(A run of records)

— start —

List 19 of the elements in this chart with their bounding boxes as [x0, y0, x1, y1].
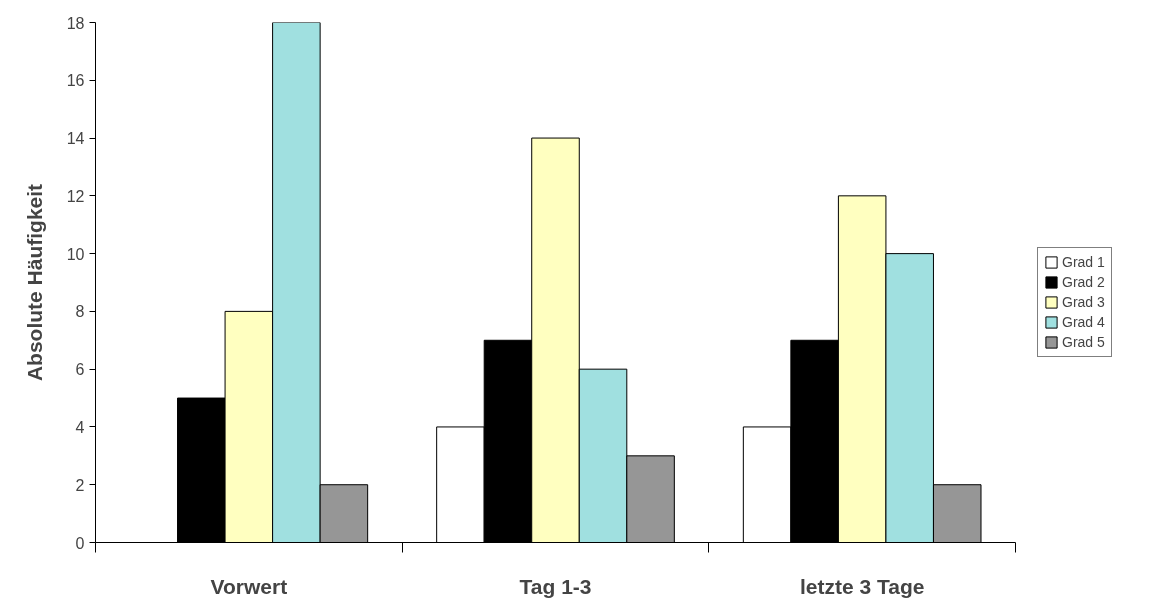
y-tick-label: 2: [75, 476, 85, 494]
y-tick-label: 8: [75, 303, 85, 321]
legend-label: Grad 4: [1062, 314, 1105, 330]
y-axis-title: Absolute Häufigkeit: [22, 183, 46, 382]
legend-label: Grad 1: [1062, 254, 1105, 270]
y-tick-label: 14: [66, 130, 85, 148]
x-tick-label: Tag 1-3: [519, 574, 592, 598]
y-tick-label: 18: [66, 14, 85, 32]
legend-label: Grad 2: [1062, 274, 1105, 290]
legend-label: Grad 3: [1062, 294, 1105, 310]
y-tick-label: 0: [75, 534, 85, 552]
y-tick-label: 6: [75, 361, 85, 379]
y-tick-label: 4: [75, 418, 85, 436]
y-tick-label: 10: [66, 245, 85, 263]
y-tick-label: 12: [66, 187, 85, 205]
y-tick-label: 16: [66, 72, 85, 90]
x-tick-label: Vorwert: [210, 574, 288, 598]
legend-label: Grad 5: [1062, 334, 1105, 350]
x-tick-label: letzte 3 Tage: [799, 574, 925, 598]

— end —

=== Exercise details ===
Rewrite the part of the records that opens with the line containing "y-tick-label: 2: [75, 476, 85, 494]" and runs through the end of the records, changing every "legend-label" to "legend-entry" and keeping everything else the same.

=== Output of the exercise ===
y-tick-label: 2: [75, 476, 85, 494]
y-tick-label: 8: [75, 303, 85, 321]
legend-entry: Grad 4: [1062, 314, 1105, 330]
y-axis-title: Absolute Häufigkeit: [22, 183, 46, 382]
legend-entry: Grad 1: [1062, 254, 1105, 270]
y-tick-label: 14: [66, 130, 85, 148]
x-tick-label: Tag 1-3: [519, 574, 592, 598]
y-tick-label: 18: [66, 14, 85, 32]
legend-entry: Grad 2: [1062, 274, 1105, 290]
legend-entry: Grad 3: [1062, 294, 1105, 310]
y-tick-label: 0: [75, 534, 85, 552]
y-tick-label: 6: [75, 361, 85, 379]
y-tick-label: 4: [75, 418, 85, 436]
y-tick-label: 10: [66, 245, 85, 263]
y-tick-label: 12: [66, 187, 85, 205]
y-tick-label: 16: [66, 72, 85, 90]
x-tick-label: Vorwert: [210, 574, 288, 598]
legend-entry: Grad 5: [1062, 334, 1105, 350]
x-tick-label: letzte 3 Tage: [799, 574, 925, 598]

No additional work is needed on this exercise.